CONSIGNES DE TRAVAIL: Rédigez, s'il vous plaît, la suite du texte ci-dessous sur le vocabulaire de la fécondation humaine dans les manuels de biologie, en enchaînant après son intertitre « Spermatozoïde à la rescousse ! ».

EXTRAIT CHOISI:
+--

Dans cette optique, le vocabulaire utilisé dans les manuels de biologie afin d’expliquer le processus de fécondation humaine peut nous renseigner sur les manières par lesquelles le trope du prince charmant sauveur et de la princesse en détresse perpétuent des normes genrées stéréotypées qui s’inscrivent implicitement dans une vision dualiste et positiviste du monde. Malgré un désir contradictoire de refuser de percevoir le monde en termes de dualités et réalités dites « objectives », ces dernières continuent vraisemblablement à influencer notre perception de la réalité ; refuser de les adresser est alors contre-productif.
Spermatozoïde à la rescousse !

+--

DONNÉES EXTRAITES:

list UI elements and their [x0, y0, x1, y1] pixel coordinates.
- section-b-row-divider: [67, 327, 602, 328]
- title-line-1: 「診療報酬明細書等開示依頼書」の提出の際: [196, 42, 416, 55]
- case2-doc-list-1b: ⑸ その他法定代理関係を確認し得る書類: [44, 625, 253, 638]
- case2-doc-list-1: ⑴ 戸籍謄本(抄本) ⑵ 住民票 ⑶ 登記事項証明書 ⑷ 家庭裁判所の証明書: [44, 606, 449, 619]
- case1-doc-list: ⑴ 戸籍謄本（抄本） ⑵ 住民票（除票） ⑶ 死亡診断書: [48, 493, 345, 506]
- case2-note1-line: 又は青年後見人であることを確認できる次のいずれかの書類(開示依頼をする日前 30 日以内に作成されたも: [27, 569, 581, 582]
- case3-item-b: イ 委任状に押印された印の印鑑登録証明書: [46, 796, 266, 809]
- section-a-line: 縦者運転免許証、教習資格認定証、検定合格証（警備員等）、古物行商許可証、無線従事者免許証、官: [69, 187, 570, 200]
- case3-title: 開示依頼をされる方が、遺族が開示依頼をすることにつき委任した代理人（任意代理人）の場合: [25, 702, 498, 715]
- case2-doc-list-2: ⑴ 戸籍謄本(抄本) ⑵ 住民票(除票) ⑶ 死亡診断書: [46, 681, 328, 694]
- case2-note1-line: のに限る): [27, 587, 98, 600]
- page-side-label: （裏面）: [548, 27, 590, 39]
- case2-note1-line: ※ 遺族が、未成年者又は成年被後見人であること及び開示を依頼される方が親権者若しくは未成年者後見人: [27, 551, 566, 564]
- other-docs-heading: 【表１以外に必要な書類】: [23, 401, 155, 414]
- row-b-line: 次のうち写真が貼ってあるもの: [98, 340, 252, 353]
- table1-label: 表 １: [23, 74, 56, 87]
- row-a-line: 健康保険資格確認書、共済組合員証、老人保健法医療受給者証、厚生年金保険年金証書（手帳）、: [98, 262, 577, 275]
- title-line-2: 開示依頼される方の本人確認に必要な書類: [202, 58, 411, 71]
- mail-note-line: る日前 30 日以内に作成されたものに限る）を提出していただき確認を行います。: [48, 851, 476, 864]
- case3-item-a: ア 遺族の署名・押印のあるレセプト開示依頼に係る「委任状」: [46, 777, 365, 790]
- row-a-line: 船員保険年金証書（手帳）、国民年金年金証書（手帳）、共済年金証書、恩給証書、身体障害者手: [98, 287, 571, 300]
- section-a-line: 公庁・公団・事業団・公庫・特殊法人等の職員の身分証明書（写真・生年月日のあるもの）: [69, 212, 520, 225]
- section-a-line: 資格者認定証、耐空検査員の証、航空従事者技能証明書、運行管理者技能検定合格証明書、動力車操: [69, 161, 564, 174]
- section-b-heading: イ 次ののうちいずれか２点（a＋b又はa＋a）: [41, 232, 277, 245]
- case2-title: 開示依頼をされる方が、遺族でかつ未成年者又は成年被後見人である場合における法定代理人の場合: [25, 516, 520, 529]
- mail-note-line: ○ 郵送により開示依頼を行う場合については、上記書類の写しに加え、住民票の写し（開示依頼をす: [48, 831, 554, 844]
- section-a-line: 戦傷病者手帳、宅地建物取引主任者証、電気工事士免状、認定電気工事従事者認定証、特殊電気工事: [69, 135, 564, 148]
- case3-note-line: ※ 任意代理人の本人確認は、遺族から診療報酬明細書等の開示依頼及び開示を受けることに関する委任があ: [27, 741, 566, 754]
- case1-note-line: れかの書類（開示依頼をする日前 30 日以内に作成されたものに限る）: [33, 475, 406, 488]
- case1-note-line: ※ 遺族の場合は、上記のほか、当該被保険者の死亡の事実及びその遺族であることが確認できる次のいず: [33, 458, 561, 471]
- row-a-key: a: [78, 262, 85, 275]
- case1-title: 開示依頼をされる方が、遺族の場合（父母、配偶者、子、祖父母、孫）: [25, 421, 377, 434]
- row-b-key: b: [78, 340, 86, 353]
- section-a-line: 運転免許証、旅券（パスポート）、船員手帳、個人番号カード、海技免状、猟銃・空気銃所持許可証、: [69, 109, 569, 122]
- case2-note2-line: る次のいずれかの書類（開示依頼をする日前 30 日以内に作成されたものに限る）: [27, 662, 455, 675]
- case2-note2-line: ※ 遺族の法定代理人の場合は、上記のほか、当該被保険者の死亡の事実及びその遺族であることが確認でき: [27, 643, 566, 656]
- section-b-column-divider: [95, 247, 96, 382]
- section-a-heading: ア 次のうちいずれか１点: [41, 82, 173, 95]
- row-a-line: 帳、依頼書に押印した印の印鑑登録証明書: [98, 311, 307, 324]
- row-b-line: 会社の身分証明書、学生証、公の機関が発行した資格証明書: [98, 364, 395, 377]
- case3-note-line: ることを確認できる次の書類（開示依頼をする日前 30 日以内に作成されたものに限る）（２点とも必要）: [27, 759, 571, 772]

+--

RÉPONSE:
Selon Martin, le contraste entre la description du spermatozoïde en tant que gamète actif et l’ovule en tant que gamète passif dans les manuels de biologie perpétue les stéréotypes entourant les figures de la demoiselle en détresse et de son sauveur masculin héroïque. En effet, en décrivant le spermatozoïde comme un gamète qui, après l’éjaculation, « parcourt » et « traverse » dans le vagin un « voyage périlleux » afin de « pénétrer » la couche externe de l’ovule et « livrer » ses gènes, les descriptions scientifiques de la fécondation humaine soulignent « l’héroïsme actif » du spermatozoïde. Ces descriptions contrastent avec la description passive de l’ovule, décrit en tant que gamète « transporté » ou « dérivant » le long des trompes de Fallope, dans « l’attente » d’être fécondé, faute de quoi il ne survivra que quelques heures. Le contraste entre le langage passif et actif souligne alors la nature « fragile » de l’ovule, même si la durée de vie du spermatozoïde après l’éjaculation se mesure aussi en heures. La personnification stéréotypée des gamètes dépasse même le cadre de la littérature scientifique ; on peut notamment penser aux crédits d’ouverture du long-métrage De quoi j’me mêle (Look Who’s Talking) d’ Amy Heckerling, durant lesquels un spermatozoïde à la voix humaine encourage d’autres spermatozoïdes, aussi dotés de voix, à avancer alors qu’ils se déplacent à l’intérieur du système reproducteur féminin. Lorsque les spermatozoïdes atteignent l’ovule – immobile et silencieux, bien entendu –, ils tentent de le pénétrer avec force, tout cela sur une trame sonore assurée par la chanson « I Get Around » des Beach Boys.
« Un des manuels examinés compare l’acrosome du spermatozoïde à un casque de moto bien ajusté »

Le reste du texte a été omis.